> _PROMPT_
Restate the listing that follows word for word, without its pictures.

> _RECORD EXCERPTS_
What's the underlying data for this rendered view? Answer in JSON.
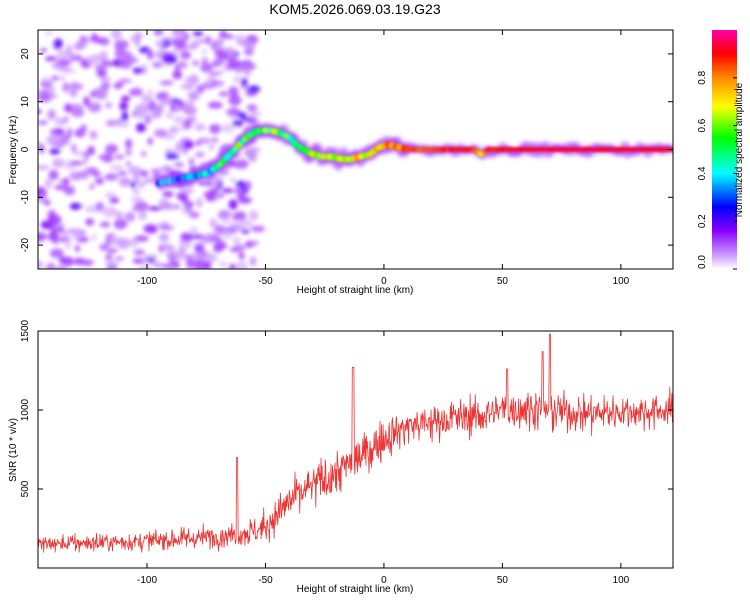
{
  "title": "KOM5.2026.069.03.19.G23",
  "chart_data": [
    {
      "type": "heatmap",
      "name": "spectrogram",
      "xlabel": "Height of straight line (km)",
      "ylabel": "Frequency (Hz)",
      "xlim": [
        -146,
        122
      ],
      "ylim": [
        -25,
        25
      ],
      "xticks": [
        -100,
        -50,
        0,
        50,
        100
      ],
      "yticks": [
        -20,
        -10,
        0,
        10,
        20
      ],
      "xtick_labels": [
        "-100",
        "-50",
        "0",
        "50",
        "100"
      ],
      "ytick_labels": [
        "-20",
        "-10",
        "0",
        "10",
        "20"
      ],
      "colorbar": {
        "label": "Normalized spectral amplitude",
        "range": [
          0,
          1
        ],
        "ticks": [
          0,
          0.2,
          0.4,
          0.6,
          0.8
        ],
        "tick_labels": [
          "0.0",
          "0.2",
          "0.4",
          "0.6",
          "0.8"
        ],
        "colors": [
          "#ffffff",
          "#cc99ff",
          "#8800ff",
          "#0000ff",
          "#00ffff",
          "#00ff00",
          "#ffff00",
          "#ff8800",
          "#ff0000",
          "#ff00aa"
        ]
      },
      "noise_region_x": [
        -146,
        -50
      ],
      "signal_track": {
        "x": [
          -95,
          -85,
          -80,
          -75,
          -70,
          -66,
          -62,
          -58,
          -55,
          -52,
          -48,
          -44,
          -40,
          -37,
          -34,
          -30,
          -26,
          -22,
          -18,
          -14,
          -10,
          -6,
          -2,
          2,
          6,
          10,
          20,
          30,
          38,
          41,
          44,
          50,
          60,
          80,
          100,
          122
        ],
        "y": [
          -7,
          -6,
          -5.5,
          -5,
          -3.5,
          -1.5,
          0.5,
          2.5,
          3.5,
          4,
          4,
          3.5,
          2.5,
          1,
          0,
          -1,
          -1.5,
          -1.5,
          -2,
          -2,
          -1.5,
          -1,
          0.5,
          1,
          0.5,
          0,
          0,
          0,
          0,
          -1,
          0,
          0,
          0,
          0,
          0,
          0
        ],
        "amplitude": [
          0.3,
          0.3,
          0.35,
          0.4,
          0.45,
          0.5,
          0.5,
          0.5,
          0.55,
          0.6,
          0.55,
          0.55,
          0.55,
          0.5,
          0.55,
          0.6,
          0.6,
          0.65,
          0.7,
          0.7,
          0.7,
          0.7,
          0.75,
          0.8,
          0.8,
          0.85,
          0.85,
          0.9,
          0.9,
          0.7,
          0.9,
          0.9,
          0.92,
          0.92,
          0.92,
          0.92
        ]
      }
    },
    {
      "type": "line",
      "name": "snr",
      "xlabel": "Height of straight line (km)",
      "ylabel": "SNR (10 * v/v)",
      "xlim": [
        -146,
        122
      ],
      "ylim": [
        0,
        1500
      ],
      "xticks": [
        -100,
        -50,
        0,
        50,
        100
      ],
      "yticks": [
        500,
        1000,
        1500
      ],
      "xtick_labels": [
        "-100",
        "-50",
        "0",
        "50",
        "100"
      ],
      "ytick_labels": [
        "500",
        "1000",
        "1500"
      ],
      "color": "#ee3333",
      "trend": {
        "x": [
          -146,
          -100,
          -70,
          -55,
          -50,
          -40,
          -30,
          -20,
          -10,
          0,
          10,
          20,
          30,
          40,
          50,
          60,
          70,
          80,
          90,
          100,
          110,
          122
        ],
        "mean": [
          150,
          170,
          200,
          230,
          260,
          420,
          520,
          600,
          700,
          820,
          900,
          920,
          950,
          960,
          1000,
          1010,
          1000,
          980,
          980,
          990,
          990,
          1000
        ],
        "spread": [
          70,
          80,
          90,
          110,
          130,
          160,
          180,
          190,
          170,
          160,
          150,
          150,
          150,
          150,
          160,
          160,
          150,
          150,
          150,
          140,
          140,
          140
        ]
      },
      "spikes": [
        {
          "x": -62,
          "y": 700
        },
        {
          "x": -13,
          "y": 1270
        },
        {
          "x": 52,
          "y": 1260
        },
        {
          "x": 70,
          "y": 1480
        },
        {
          "x": 67,
          "y": 1370
        }
      ]
    }
  ]
}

> _COMPLETE ANSWER_
What's the underlying data for this rendered view? Answer in JSON.
{
  "title": "KOM5.2026.069.03.19.G23",
  "chart_data": [
    {
      "type": "heatmap",
      "name": "spectrogram",
      "xlabel": "Height of straight line (km)",
      "ylabel": "Frequency (Hz)",
      "xlim": [
        -146,
        122
      ],
      "ylim": [
        -25,
        25
      ],
      "xticks": [
        -100,
        -50,
        0,
        50,
        100
      ],
      "yticks": [
        -20,
        -10,
        0,
        10,
        20
      ],
      "xtick_labels": [
        "-100",
        "-50",
        "0",
        "50",
        "100"
      ],
      "ytick_labels": [
        "-20",
        "-10",
        "0",
        "10",
        "20"
      ],
      "colorbar": {
        "label": "Normalized spectral amplitude",
        "range": [
          0,
          1
        ],
        "ticks": [
          0,
          0.2,
          0.4,
          0.6,
          0.8
        ],
        "tick_labels": [
          "0.0",
          "0.2",
          "0.4",
          "0.6",
          "0.8"
        ],
        "colors": [
          "#ffffff",
          "#cc99ff",
          "#8800ff",
          "#0000ff",
          "#00ffff",
          "#00ff00",
          "#ffff00",
          "#ff8800",
          "#ff0000",
          "#ff00aa"
        ]
      },
      "noise_region_x": [
        -146,
        -50
      ],
      "signal_track": {
        "x": [
          -95,
          -85,
          -80,
          -75,
          -70,
          -66,
          -62,
          -58,
          -55,
          -52,
          -48,
          -44,
          -40,
          -37,
          -34,
          -30,
          -26,
          -22,
          -18,
          -14,
          -10,
          -6,
          -2,
          2,
          6,
          10,
          20,
          30,
          38,
          41,
          44,
          50,
          60,
          80,
          100,
          122
        ],
        "y": [
          -7,
          -6,
          -5.5,
          -5,
          -3.5,
          -1.5,
          0.5,
          2.5,
          3.5,
          4,
          4,
          3.5,
          2.5,
          1,
          0,
          -1,
          -1.5,
          -1.5,
          -2,
          -2,
          -1.5,
          -1,
          0.5,
          1,
          0.5,
          0,
          0,
          0,
          0,
          -1,
          0,
          0,
          0,
          0,
          0,
          0
        ],
        "amplitude": [
          0.3,
          0.3,
          0.35,
          0.4,
          0.45,
          0.5,
          0.5,
          0.5,
          0.55,
          0.6,
          0.55,
          0.55,
          0.55,
          0.5,
          0.55,
          0.6,
          0.6,
          0.65,
          0.7,
          0.7,
          0.7,
          0.7,
          0.75,
          0.8,
          0.8,
          0.85,
          0.85,
          0.9,
          0.9,
          0.7,
          0.9,
          0.9,
          0.92,
          0.92,
          0.92,
          0.92
        ]
      }
    },
    {
      "type": "line",
      "name": "snr",
      "xlabel": "Height of straight line (km)",
      "ylabel": "SNR (10 * v/v)",
      "xlim": [
        -146,
        122
      ],
      "ylim": [
        0,
        1500
      ],
      "xticks": [
        -100,
        -50,
        0,
        50,
        100
      ],
      "yticks": [
        500,
        1000,
        1500
      ],
      "xtick_labels": [
        "-100",
        "-50",
        "0",
        "50",
        "100"
      ],
      "ytick_labels": [
        "500",
        "1000",
        "1500"
      ],
      "color": "#ee3333",
      "trend": {
        "x": [
          -146,
          -100,
          -70,
          -55,
          -50,
          -40,
          -30,
          -20,
          -10,
          0,
          10,
          20,
          30,
          40,
          50,
          60,
          70,
          80,
          90,
          100,
          110,
          122
        ],
        "mean": [
          150,
          170,
          200,
          230,
          260,
          420,
          520,
          600,
          700,
          820,
          900,
          920,
          950,
          960,
          1000,
          1010,
          1000,
          980,
          980,
          990,
          990,
          1000
        ],
        "spread": [
          70,
          80,
          90,
          110,
          130,
          160,
          180,
          190,
          170,
          160,
          150,
          150,
          150,
          150,
          160,
          160,
          150,
          150,
          150,
          140,
          140,
          140
        ]
      },
      "spikes": [
        {
          "x": -62,
          "y": 700
        },
        {
          "x": -13,
          "y": 1270
        },
        {
          "x": 52,
          "y": 1260
        },
        {
          "x": 70,
          "y": 1480
        },
        {
          "x": 67,
          "y": 1370
        }
      ]
    }
  ]
}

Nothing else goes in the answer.